*THE TASK*. Among the entries that follow, find every line with the word "Display" and copy it.

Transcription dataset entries
--- START ---

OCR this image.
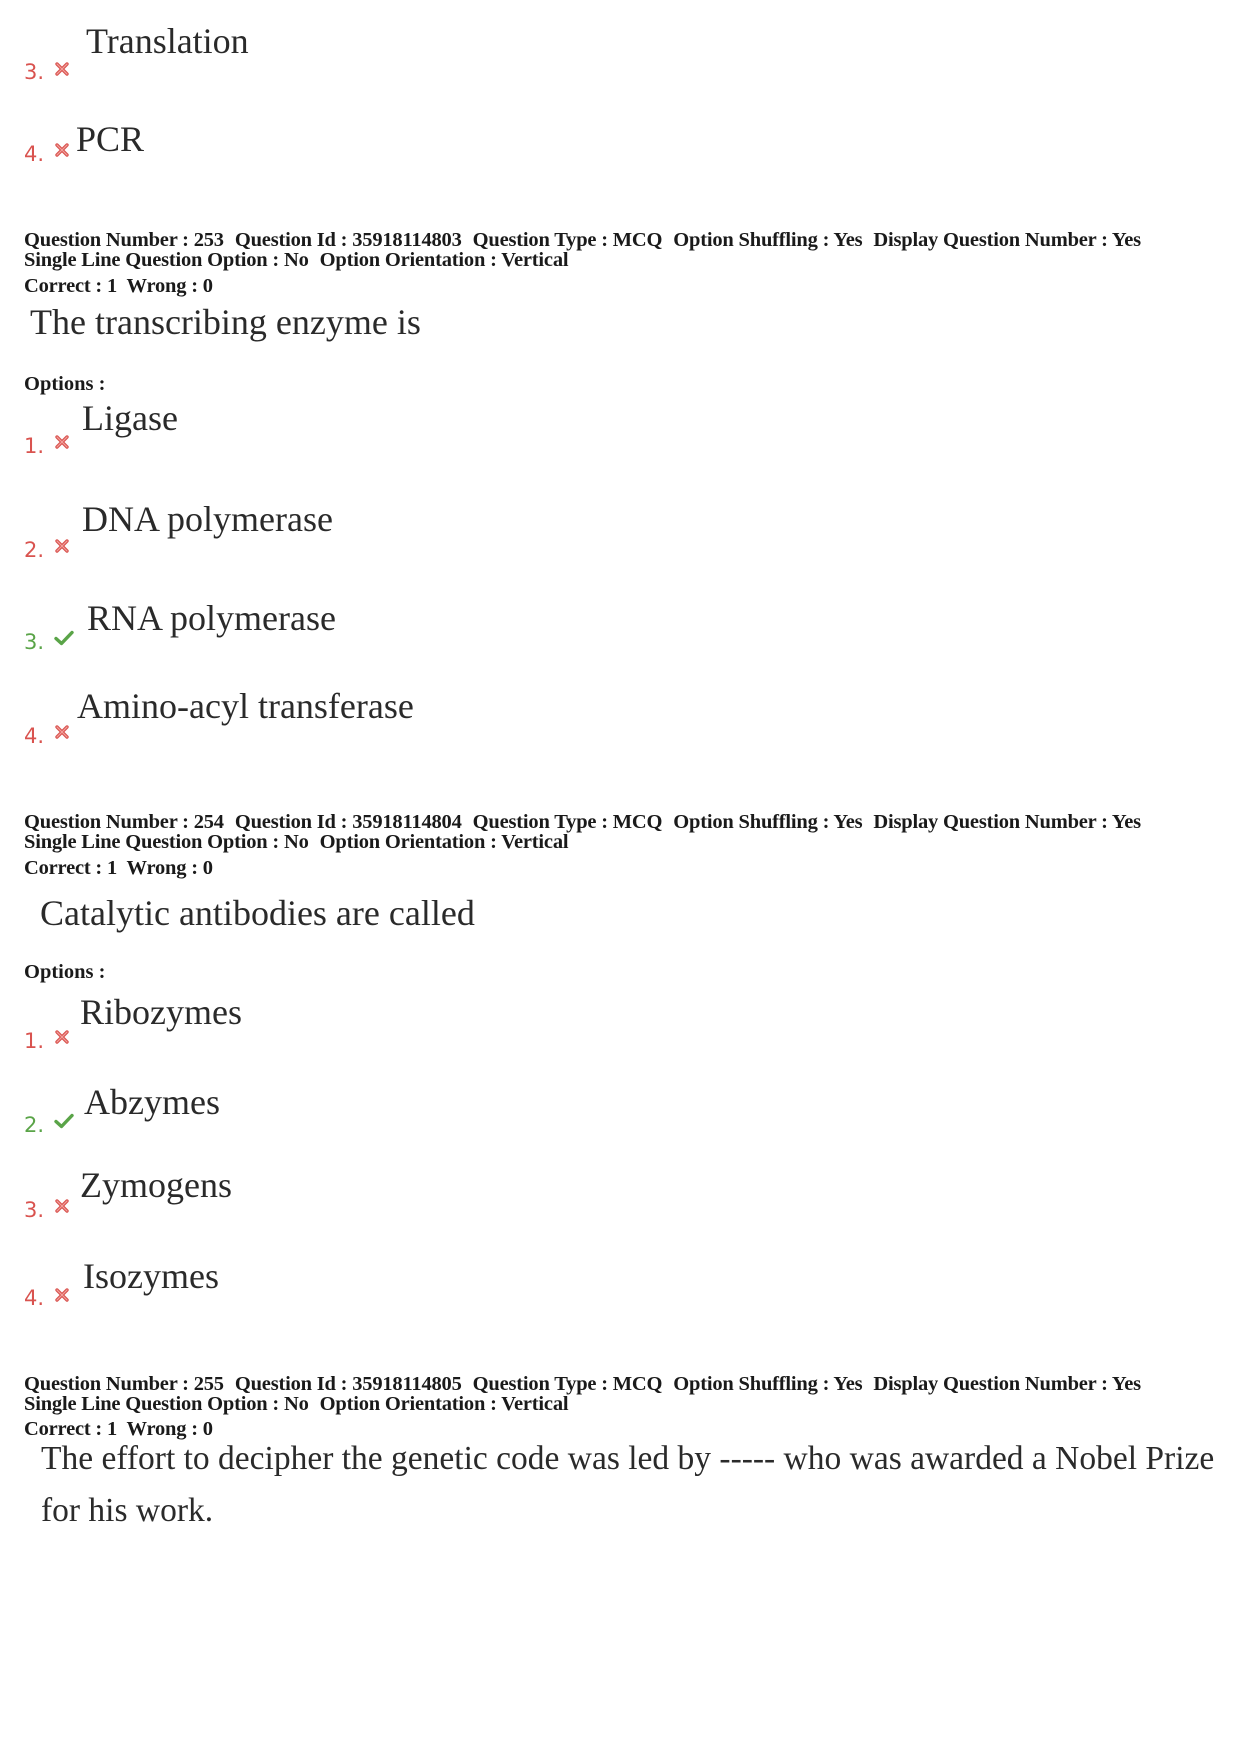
Translation
3.
PCR
4.
Question Number : 253 Question Id : 35918114803 Question Type : MCQ Option Shuffling : Yes Display Question Number : Yes
Single Line Question Option : No Option Orientation : Vertical
Correct : 1  Wrong : 0
The transcribing enzyme is
Options :
Ligase
1.
DNA polymerase
2.
RNA polymerase
3.
Amino-acyl transferase
4.
Question Number : 254 Question Id : 35918114804 Question Type : MCQ Option Shuffling : Yes Display Question Number : Yes
Single Line Question Option : No Option Orientation : Vertical
Correct : 1  Wrong : 0
Catalytic antibodies are called
Options :
Ribozymes
1.
Abzymes
2.
Zymogens
3.
Isozymes
4.
Question Number : 255 Question Id : 35918114805 Question Type : MCQ Option Shuffling : Yes Display Question Number : Yes
Single Line Question Option : No Option Orientation : Vertical
Correct : 1  Wrong : 0
The effort to decipher the genetic code was led by ----- who was awarded a Nobel Prize
for his work.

--- END ---

*WRITTEN REPLY*.
Question Number : 253 Question Id : 35918114803 Question Type : MCQ Option Shuffling : Yes Display Question Number : Yes
Question Number : 254 Question Id : 35918114804 Question Type : MCQ Option Shuffling : Yes Display Question Number : Yes
Question Number : 255 Question Id : 35918114805 Question Type : MCQ Option Shuffling : Yes Display Question Number : Yes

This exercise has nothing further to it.